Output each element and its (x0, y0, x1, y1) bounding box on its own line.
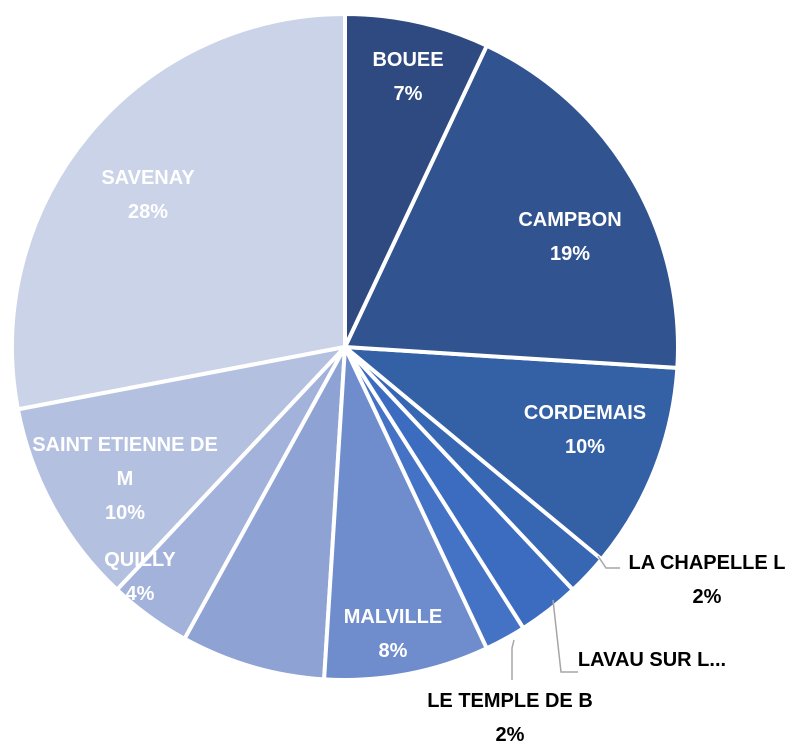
value-label: 8% (378, 640, 408, 662)
slice-label: SAINT ETIENNE DE M 10% (25, 428, 225, 530)
category-label: LAVAU SUR L... (577, 649, 727, 671)
pie-slice (322, 345, 489, 682)
slice-label: CORDEMAIS 10% (485, 396, 685, 464)
category-label: MALVILLE (343, 606, 443, 628)
category-label: CAMPBON (518, 209, 622, 231)
value-label: 10% (104, 502, 146, 524)
pie-slice (343, 345, 680, 562)
slice-label: LA CHAPELLE L 2% (607, 546, 795, 614)
slice-label: LAVAU SUR L... (577, 643, 727, 677)
pie-slice (15, 345, 347, 592)
pie-slice (343, 43, 680, 370)
category-label: SAINT ETIENNE DE M (32, 434, 218, 490)
pie-slice (343, 12, 489, 349)
slice-label: LE TEMPLE DE B 2% (400, 684, 620, 752)
pie-slice (182, 345, 347, 682)
category-label: LA CHAPELLE L (628, 552, 786, 574)
value-label: 10% (564, 436, 606, 458)
category-label: CORDEMAIS (523, 402, 647, 424)
slice-label: MALVILLE 8% (293, 600, 493, 668)
leader-line (552, 599, 578, 673)
slice-label: QUILLY 4% (60, 543, 220, 611)
value-label: 2% (692, 586, 722, 608)
value-label: 7% (393, 83, 423, 105)
category-label: LE TEMPLE DE B (427, 690, 593, 712)
slice-label: CAMPBON 19% (470, 203, 670, 271)
value-label: 2% (495, 724, 525, 746)
value-label: 28% (127, 201, 169, 223)
value-label: 19% (549, 243, 591, 265)
category-label: SAVENAY (101, 167, 195, 189)
category-label: BOUEE (372, 49, 444, 71)
slice-label: BOUEE 7% (308, 43, 508, 111)
pie-slice (10, 12, 347, 412)
slice-label: SAVENAY 28% (48, 161, 248, 229)
value-label: 4% (125, 583, 155, 605)
leader-line (597, 555, 620, 569)
leader-line (511, 639, 515, 680)
category-label: QUILLY (104, 549, 176, 571)
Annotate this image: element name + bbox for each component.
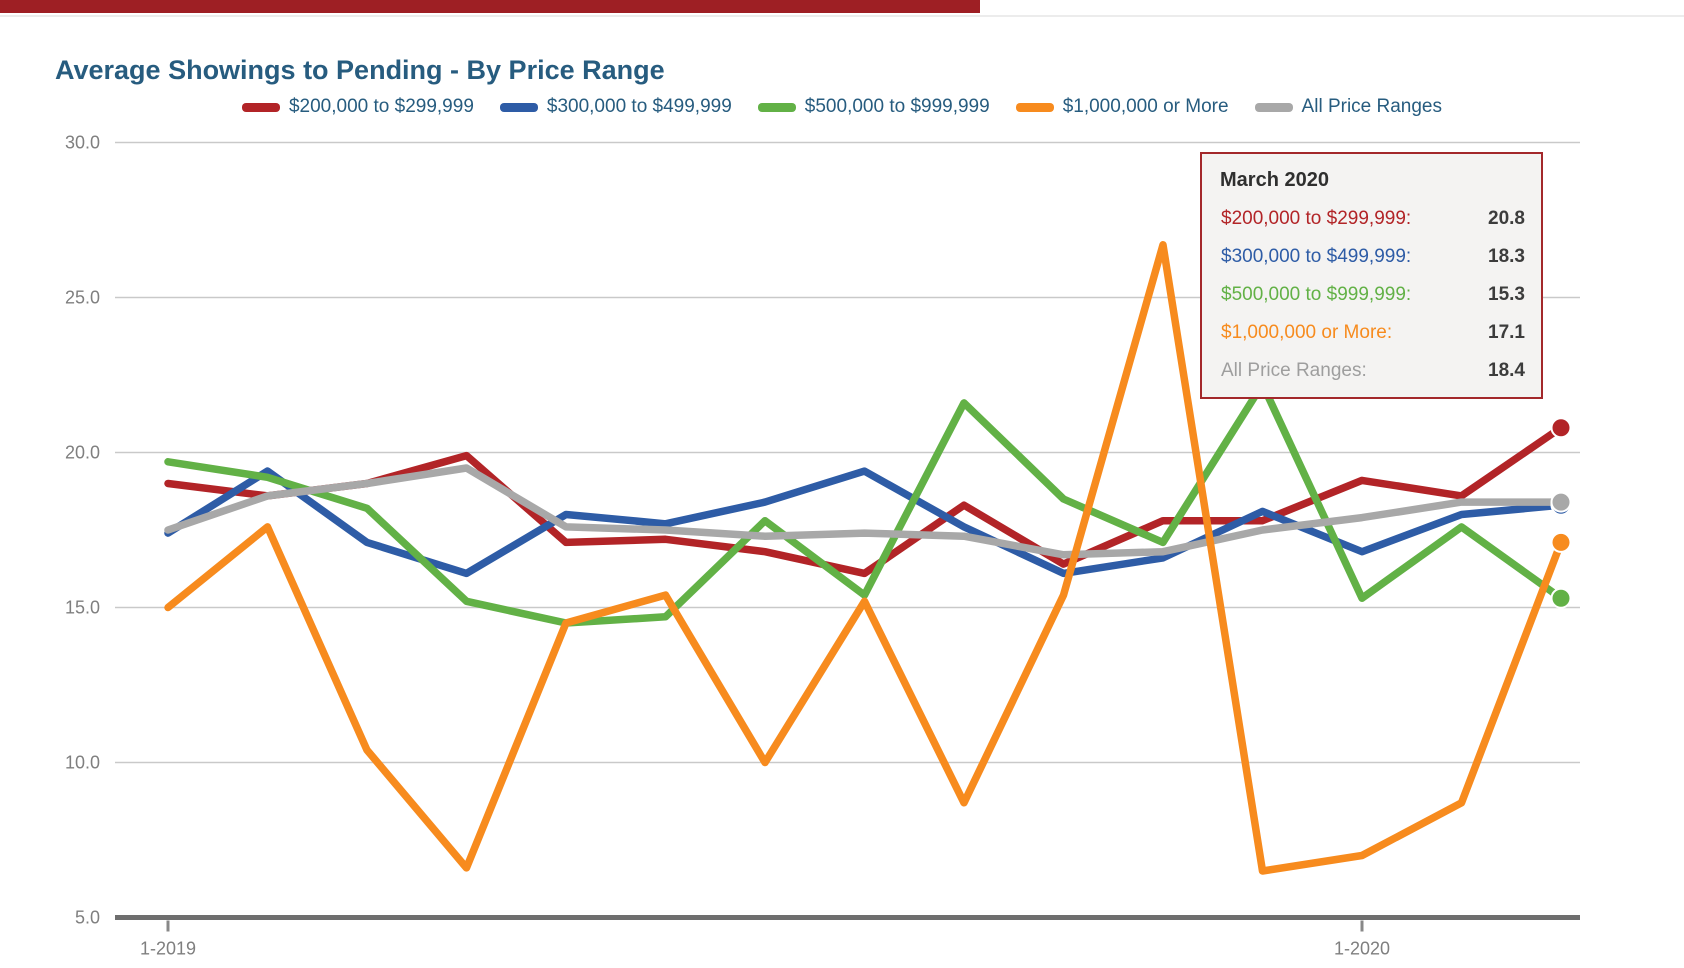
tooltip-row-label: $500,000 to $999,999: — [1221, 284, 1412, 305]
tooltip-row-value: 17.1 — [1488, 322, 1525, 343]
tooltip-rows: $200,000 to $299,999: 20.8 $300,000 to $49… — [1218, 200, 1527, 390]
series-line-1-000-000-or-more[interactable] — [164, 241, 1565, 875]
tooltip-row-label: $200,000 to $299,999: — [1221, 208, 1412, 229]
series-line-200-000-to-299-999[interactable] — [164, 423, 1565, 578]
tooltip-row-label: $1,000,000 or More: — [1221, 322, 1393, 343]
legend-swatch-icon — [1015, 102, 1054, 112]
y-axis-label: 5.0 — [75, 908, 100, 928]
legend-swatch-icon — [757, 102, 796, 112]
series-line-300-000-to-499-999[interactable] — [164, 467, 1565, 578]
y-axis-label: 20.0 — [65, 443, 100, 463]
tooltip-row-label: $300,000 to $499,999: — [1221, 246, 1412, 267]
tooltip-row-200-000-to-299-999: $200,000 to $299,999: 20.8 — [1218, 200, 1527, 238]
legend-label: All Price Ranges — [1301, 96, 1442, 117]
tooltip-row-value: 18.4 — [1488, 360, 1525, 381]
legend-swatch-icon — [241, 102, 280, 112]
tooltip-row-500-000-to-999-999: $500,000 to $999,999: 15.3 — [1218, 276, 1527, 314]
x-axis-label: 1-2019 — [140, 939, 196, 959]
y-axis-label: 30.0 — [65, 133, 100, 153]
tooltip-row-300-000-to-499-999: $300,000 to $499,999: 18.3 — [1218, 238, 1527, 276]
tooltip-row-value: 18.3 — [1488, 246, 1525, 267]
series-end-dot-all-price-ranges[interactable] — [1550, 491, 1572, 513]
tooltip-title: March 2020 — [1220, 169, 1329, 191]
legend-label: $1,000,000 or More — [1062, 96, 1229, 117]
y-axis-label: 10.0 — [65, 753, 100, 773]
series-end-dot-500-000-to-999-999[interactable] — [1550, 587, 1572, 609]
header-divider-line — [0, 15, 1684, 17]
legend-label: $200,000 to $299,999 — [288, 96, 474, 117]
legend-label: $500,000 to $999,999 — [804, 96, 990, 117]
tooltip-row-value: 15.3 — [1488, 284, 1525, 305]
legend-swatch-icon — [1254, 102, 1293, 112]
legend-item-1-000-000-or-more: $1,000,000 or More — [1015, 96, 1229, 118]
chart-title: Average Showings to Pending - By Price R… — [55, 55, 665, 85]
legend-item-300-000-to-499-999: $300,000 to $499,999 — [499, 96, 732, 118]
series-end-dot-200-000-to-299-999[interactable] — [1550, 417, 1572, 439]
series-end-dot-1-000-000-or-more[interactable] — [1550, 531, 1572, 553]
series-line-500-000-to-999-999[interactable] — [164, 380, 1565, 627]
x-axis-label: 1-2020 — [1334, 939, 1390, 959]
legend-item-500-000-to-999-999: $500,000 to $999,999 — [757, 96, 990, 118]
chart-legend: $200,000 to $299,999 $300,000 to $499,999… — [0, 96, 1684, 118]
tooltip-row-value: 20.8 — [1488, 208, 1525, 229]
tooltip-row-1-000-000-or-more: $1,000,000 or More: 17.1 — [1218, 314, 1527, 352]
top-accent-bar — [0, 0, 980, 13]
tooltip-row-all-price-ranges: All Price Ranges: 18.4 — [1218, 352, 1527, 390]
legend-item-all-price-ranges: All Price Ranges — [1254, 96, 1442, 118]
series-line-all-price-ranges[interactable] — [164, 464, 1565, 559]
legend-item-200-000-to-299-999: $200,000 to $299,999 — [241, 96, 474, 118]
y-axis-label: 25.0 — [65, 288, 100, 308]
tooltip-row-label: All Price Ranges: — [1221, 360, 1367, 381]
legend-swatch-icon — [499, 102, 538, 112]
chart-tooltip: March 2020 $200,000 to $299,999: 20.8 $300… — [1200, 152, 1543, 399]
legend-label: $300,000 to $499,999 — [546, 96, 732, 117]
y-axis-label: 15.0 — [65, 598, 100, 618]
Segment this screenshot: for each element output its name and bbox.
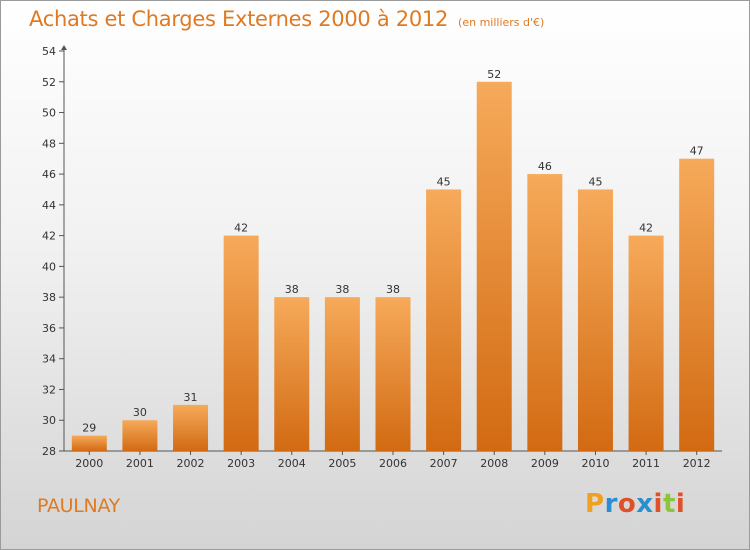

● ● ●

■ Given problem ■
Copy all of the lines above word for word, leaving out the pictures.

■ Finished answer ■
Output each element and its (x0, y0, x1, y1) bounding box on its own line.
value-label: 8% (378, 640, 408, 662)
slice-label: SAINT ETIENNE DE M 10% (25, 428, 225, 530)
category-label: LAVAU SUR L... (577, 649, 727, 671)
pie-slice (322, 345, 489, 682)
slice-label: CORDEMAIS 10% (485, 396, 685, 464)
category-label: MALVILLE (343, 606, 443, 628)
category-label: CAMPBON (518, 209, 622, 231)
value-label: 10% (104, 502, 146, 524)
pie-slice (343, 345, 680, 562)
slice-label: LA CHAPELLE L 2% (607, 546, 795, 614)
slice-label: LAVAU SUR L... (577, 643, 727, 677)
pie-slice (15, 345, 347, 592)
pie-slice (343, 43, 680, 370)
category-label: SAINT ETIENNE DE M (32, 434, 218, 490)
pie-slice (343, 12, 489, 349)
slice-label: LE TEMPLE DE B 2% (400, 684, 620, 752)
pie-slice (182, 345, 347, 682)
category-label: LA CHAPELLE L (628, 552, 786, 574)
value-label: 10% (564, 436, 606, 458)
category-label: CORDEMAIS (523, 402, 647, 424)
slice-label: MALVILLE 8% (293, 600, 493, 668)
leader-line (552, 599, 578, 673)
slice-label: QUILLY 4% (60, 543, 220, 611)
value-label: 2% (692, 586, 722, 608)
value-label: 7% (393, 83, 423, 105)
category-label: LE TEMPLE DE B (427, 690, 593, 712)
slice-label: CAMPBON 19% (470, 203, 670, 271)
value-label: 2% (495, 724, 525, 746)
value-label: 28% (127, 201, 169, 223)
value-label: 19% (549, 243, 591, 265)
category-label: SAVENAY (101, 167, 195, 189)
category-label: BOUEE (372, 49, 444, 71)
slice-label: BOUEE 7% (308, 43, 508, 111)
pie-slice (10, 12, 347, 412)
slice-label: SAVENAY 28% (48, 161, 248, 229)
value-label: 4% (125, 583, 155, 605)
leader-line (597, 555, 620, 569)
leader-line (511, 639, 515, 680)
category-label: QUILLY (104, 549, 176, 571)
Annotate this image: element name + bbox for each component.
tooltip-row-label: $500,000 to $999,999: — [1221, 284, 1412, 305]
tooltip-row-value: 17.1 — [1488, 322, 1525, 343]
tooltip-rows: $200,000 to $299,999: 20.8 $300,000 to $49… — [1218, 200, 1527, 390]
series-line-1-000-000-or-more[interactable] — [164, 241, 1565, 875]
tooltip-row-label: $200,000 to $299,999: — [1221, 208, 1412, 229]
series-line-200-000-to-299-999[interactable] — [164, 423, 1565, 578]
tooltip-row-label: $1,000,000 or More: — [1221, 322, 1393, 343]
legend-swatch-icon — [1015, 102, 1054, 112]
y-axis-label: 5.0 — [75, 908, 100, 928]
legend-swatch-icon — [757, 102, 796, 112]
series-line-300-000-to-499-999[interactable] — [164, 467, 1565, 578]
y-axis-label: 20.0 — [65, 443, 100, 463]
tooltip-row-label: $300,000 to $499,999: — [1221, 246, 1412, 267]
tooltip-row-200-000-to-299-999: $200,000 to $299,999: 20.8 — [1218, 200, 1527, 238]
legend-label: All Price Ranges — [1301, 96, 1442, 117]
tooltip-row-value: 18.4 — [1488, 360, 1525, 381]
legend-swatch-icon — [241, 102, 280, 112]
tooltip-row-500-000-to-999-999: $500,000 to $999,999: 15.3 — [1218, 276, 1527, 314]
x-axis-label: 1-2019 — [140, 939, 196, 959]
y-axis-label: 30.0 — [65, 133, 100, 153]
tooltip-row-300-000-to-499-999: $300,000 to $499,999: 18.3 — [1218, 238, 1527, 276]
tooltip-row-value: 18.3 — [1488, 246, 1525, 267]
series-end-dot-all-price-ranges[interactable] — [1550, 491, 1572, 513]
tooltip-title: March 2020 — [1220, 169, 1329, 191]
legend-label: $1,000,000 or More — [1062, 96, 1229, 117]
y-axis-label: 10.0 — [65, 753, 100, 773]
series-end-dot-500-000-to-999-999[interactable] — [1550, 587, 1572, 609]
header-divider-line — [0, 15, 1684, 17]
legend-label: $200,000 to $299,999 — [288, 96, 474, 117]
legend-label: $500,000 to $999,999 — [804, 96, 990, 117]
tooltip-row-value: 15.3 — [1488, 284, 1525, 305]
legend-swatch-icon — [1254, 102, 1293, 112]
legend-item-1-000-000-or-more: $1,000,000 or More — [1015, 96, 1229, 118]
chart-title: Average Showings to Pending - By Price R… — [55, 55, 665, 85]
legend-item-300-000-to-499-999: $300,000 to $499,999 — [499, 96, 732, 118]
series-end-dot-200-000-to-299-999[interactable] — [1550, 417, 1572, 439]
series-end-dot-1-000-000-or-more[interactable] — [1550, 531, 1572, 553]
series-line-500-000-to-999-999[interactable] — [164, 380, 1565, 627]
x-axis-label: 1-2020 — [1334, 939, 1390, 959]
legend-item-500-000-to-999-999: $500,000 to $999,999 — [757, 96, 990, 118]
chart-legend: $200,000 to $299,999 $300,000 to $499,999… — [0, 96, 1684, 118]
tooltip-row-value: 20.8 — [1488, 208, 1525, 229]
tooltip-row-1-000-000-or-more: $1,000,000 or More: 17.1 — [1218, 314, 1527, 352]
top-accent-bar — [0, 0, 980, 13]
tooltip-row-all-price-ranges: All Price Ranges: 18.4 — [1218, 352, 1527, 390]
legend-item-all-price-ranges: All Price Ranges — [1254, 96, 1442, 118]
series-line-all-price-ranges[interactable] — [164, 464, 1565, 559]
legend-item-200-000-to-299-999: $200,000 to $299,999 — [241, 96, 474, 118]
y-axis-label: 25.0 — [65, 288, 100, 308]
tooltip-row-label: All Price Ranges: — [1221, 360, 1367, 381]
legend-swatch-icon — [499, 102, 538, 112]
chart-tooltip: March 2020 $200,000 to $299,999: 20.8 $300… — [1200, 152, 1543, 399]
legend-label: $300,000 to $499,999 — [546, 96, 732, 117]
y-axis-label: 15.0 — [65, 598, 100, 618]
Segment this screenshot: for each element output its name and bbox.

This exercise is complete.